Written task: Images must not appear in your copy; reproduce every other part of the records exactly.

Dataset items:

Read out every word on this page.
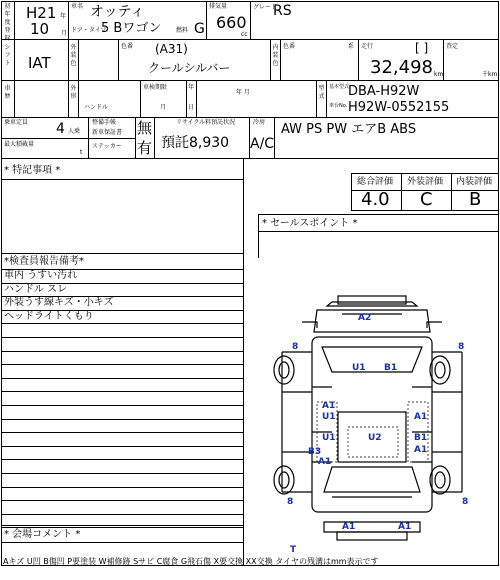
初年度登録
H21 年
10 月
車名 オッティ
ドア・タイプ
5 Bワゴン 燃料 G
排気量
660
cc
グレード
RS
シフト IAT
外装色
色番 (A31)
クールシルバー
内装色
色番	系 走行	[ ]
32,498 km
査定
千km
車歴
外形
ハンドル
車検期限	年
日
月
年 月
型式
基本型式
DBA-H92W
車台No. H92W-0552155
乗車定員 4 人乗
最大積載量
t
整備手帳
新車保証書
ステッカー
無
有
リサイクル料預託状況
預託8,930
冷房
A/C
AW PS PW エアB ABS
* 特記事項 *
総合評価 外装評価 内装評価
4.0 C B
* セールスポイント *
*検査員報告備考*
車内 うすい汚れ
ハンドル スレ
外装うす線キズ・小キズ
ヘッドライトくもり
* 会場コメント *
Aキズ U凹 B傷凹 P要塗装 W補修跡 Sサビ C腐食 G飛石傷 X要交換 XX交換 タイヤの残溝はmm表示です
A2
8
U1 B1
8
A1
U1	A1
U1	U2	B1
A1
B3
A1
8	8
A1	A1
T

Solved exercise:
Read out every word on this page.
初年度登録
H21 年
10 月
車名 オッティ
ドア・タイプ
5 Bワゴン 燃料 G
排気量
660
cc
グレード
RS
シフト IAT
外装色
色番 (A31)
クールシルバー
内装色
色番	系 走行	[ ]
32,498 km
査定
千km
車歴
外形
ハンドル
車検期限	年
日
月
年 月
型式
基本型式
DBA-H92W
車台No. H92W-0552155
乗車定員 4 人乗
最大積載量
t
整備手帳
新車保証書
ステッカー
無
有
リサイクル料預託状況
預託8,930
冷房
A/C
AW PS PW エアB ABS
* 特記事項 *
総合評価 外装評価 内装評価
4.0 C B
* セールスポイント *
*検査員報告備考*
車内 うすい汚れ
ハンドル スレ
外装うす線キズ・小キズ
ヘッドライトくもり
* 会場コメント *
Aキズ U凹 B傷凹 P要塗装 W補修跡 Sサビ C腐食 G飛石傷 X要交換 XX交換 タイヤの残溝はmm表示です
A2
8
U1 B1
8
A1
U1	A1
U1	U2	B1
A1
B3
A1
8	8
A1	A1
T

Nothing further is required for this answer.